Can you write out all the lines word for word, with no pictures?

*****

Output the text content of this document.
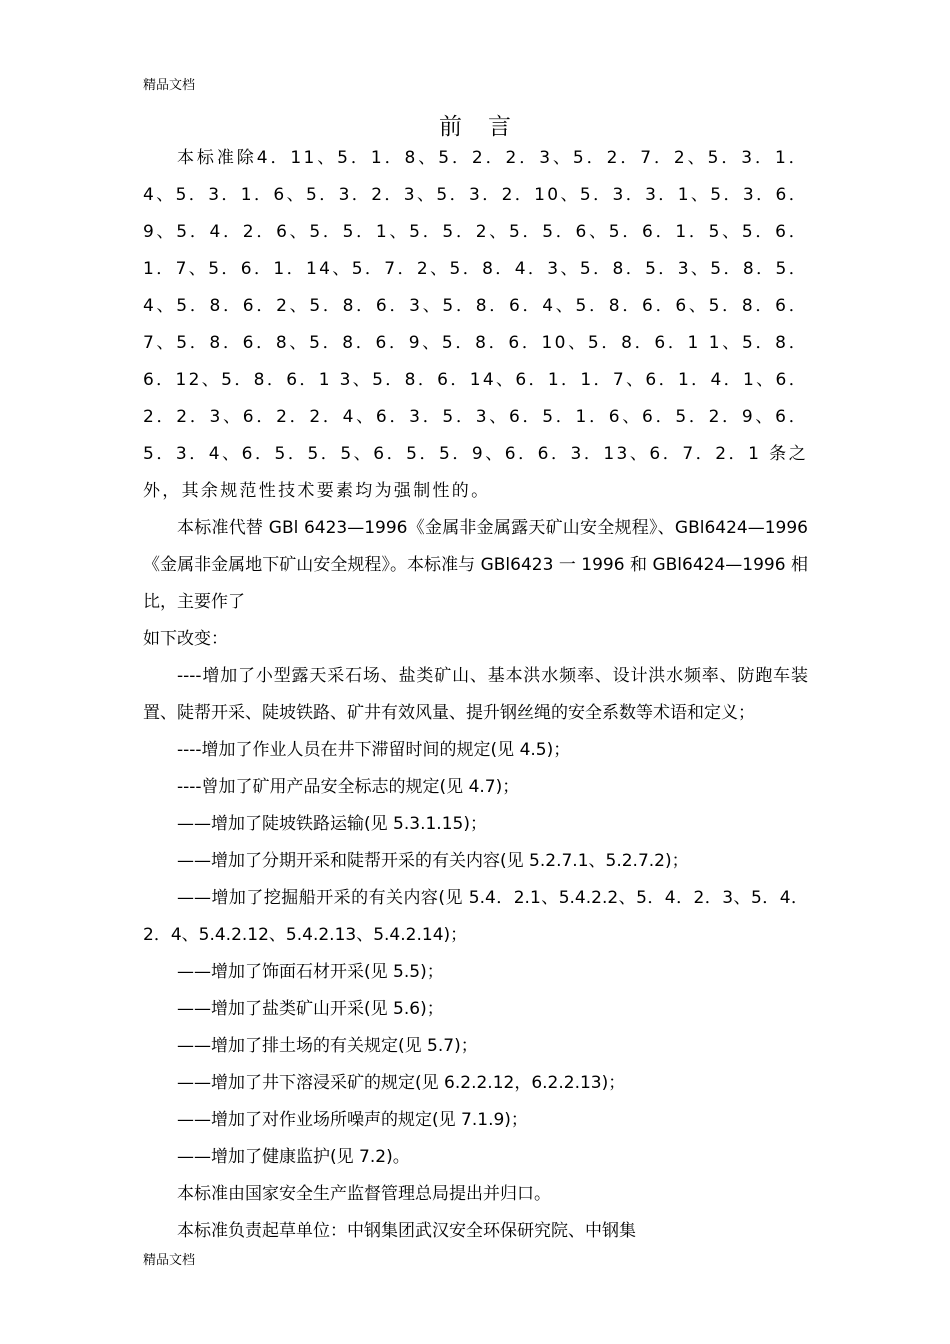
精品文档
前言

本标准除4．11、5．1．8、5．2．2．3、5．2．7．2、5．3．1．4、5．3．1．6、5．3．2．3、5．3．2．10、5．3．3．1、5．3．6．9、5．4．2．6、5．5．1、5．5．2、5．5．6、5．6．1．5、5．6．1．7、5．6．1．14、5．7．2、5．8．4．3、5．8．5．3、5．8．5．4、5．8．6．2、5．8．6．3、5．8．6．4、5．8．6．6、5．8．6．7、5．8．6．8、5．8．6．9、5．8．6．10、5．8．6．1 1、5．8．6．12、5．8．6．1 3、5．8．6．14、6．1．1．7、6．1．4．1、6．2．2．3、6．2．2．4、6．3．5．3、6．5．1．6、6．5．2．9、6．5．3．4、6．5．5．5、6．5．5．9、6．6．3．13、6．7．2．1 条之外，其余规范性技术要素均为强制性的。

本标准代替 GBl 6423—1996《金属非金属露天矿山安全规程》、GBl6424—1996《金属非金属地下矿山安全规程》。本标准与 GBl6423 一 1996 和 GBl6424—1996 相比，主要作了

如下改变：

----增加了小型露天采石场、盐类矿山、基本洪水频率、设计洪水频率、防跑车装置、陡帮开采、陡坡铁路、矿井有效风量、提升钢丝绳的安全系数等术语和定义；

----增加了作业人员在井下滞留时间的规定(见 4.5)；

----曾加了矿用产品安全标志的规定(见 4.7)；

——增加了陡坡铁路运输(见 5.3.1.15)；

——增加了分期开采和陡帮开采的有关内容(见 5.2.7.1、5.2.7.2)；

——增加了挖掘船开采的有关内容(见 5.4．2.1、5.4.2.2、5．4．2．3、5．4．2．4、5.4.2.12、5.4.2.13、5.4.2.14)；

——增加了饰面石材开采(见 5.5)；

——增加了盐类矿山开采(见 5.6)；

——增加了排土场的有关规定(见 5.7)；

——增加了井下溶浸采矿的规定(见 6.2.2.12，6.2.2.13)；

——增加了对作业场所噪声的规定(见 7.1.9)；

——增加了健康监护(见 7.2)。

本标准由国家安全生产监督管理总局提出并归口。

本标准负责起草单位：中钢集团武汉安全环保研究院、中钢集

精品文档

*****

» **Result for this task**:
Output the text content of this document.
精品文档
前言

本标准除4．11、5．1．8、5．2．2．3、5．2．7．2、5．3．1．4、5．3．1．6、5．3．2．3、5．3．2．10、5．3．3．1、5．3．6．9、5．4．2．6、5．5．1、5．5．2、5．5．6、5．6．1．5、5．6．1．7、5．6．1．14、5．7．2、5．8．4．3、5．8．5．3、5．8．5．4、5．8．6．2、5．8．6．3、5．8．6．4、5．8．6．6、5．8．6．7、5．8．6．8、5．8．6．9、5．8．6．10、5．8．6．1 1、5．8．6．12、5．8．6．1 3、5．8．6．14、6．1．1．7、6．1．4．1、6．2．2．3、6．2．2．4、6．3．5．3、6．5．1．6、6．5．2．9、6．5．3．4、6．5．5．5、6．5．5．9、6．6．3．13、6．7．2．1 条之外，其余规范性技术要素均为强制性的。

本标准代替 GBl 6423—1996《金属非金属露天矿山安全规程》、GBl6424—1996《金属非金属地下矿山安全规程》。本标准与 GBl6423 一 1996 和 GBl6424—1996 相比，主要作了

如下改变：

----增加了小型露天采石场、盐类矿山、基本洪水频率、设计洪水频率、防跑车装置、陡帮开采、陡坡铁路、矿井有效风量、提升钢丝绳的安全系数等术语和定义；

----增加了作业人员在井下滞留时间的规定(见 4.5)；

----曾加了矿用产品安全标志的规定(见 4.7)；

——增加了陡坡铁路运输(见 5.3.1.15)；

——增加了分期开采和陡帮开采的有关内容(见 5.2.7.1、5.2.7.2)；

——增加了挖掘船开采的有关内容(见 5.4．2.1、5.4.2.2、5．4．2．3、5．4．2．4、5.4.2.12、5.4.2.13、5.4.2.14)；

——增加了饰面石材开采(见 5.5)；

——增加了盐类矿山开采(见 5.6)；

——增加了排土场的有关规定(见 5.7)；

——增加了井下溶浸采矿的规定(见 6.2.2.12，6.2.2.13)；

——增加了对作业场所噪声的规定(见 7.1.9)；

——增加了健康监护(见 7.2)。

本标准由国家安全生产监督管理总局提出并归口。

本标准负责起草单位：中钢集团武汉安全环保研究院、中钢集

精品文档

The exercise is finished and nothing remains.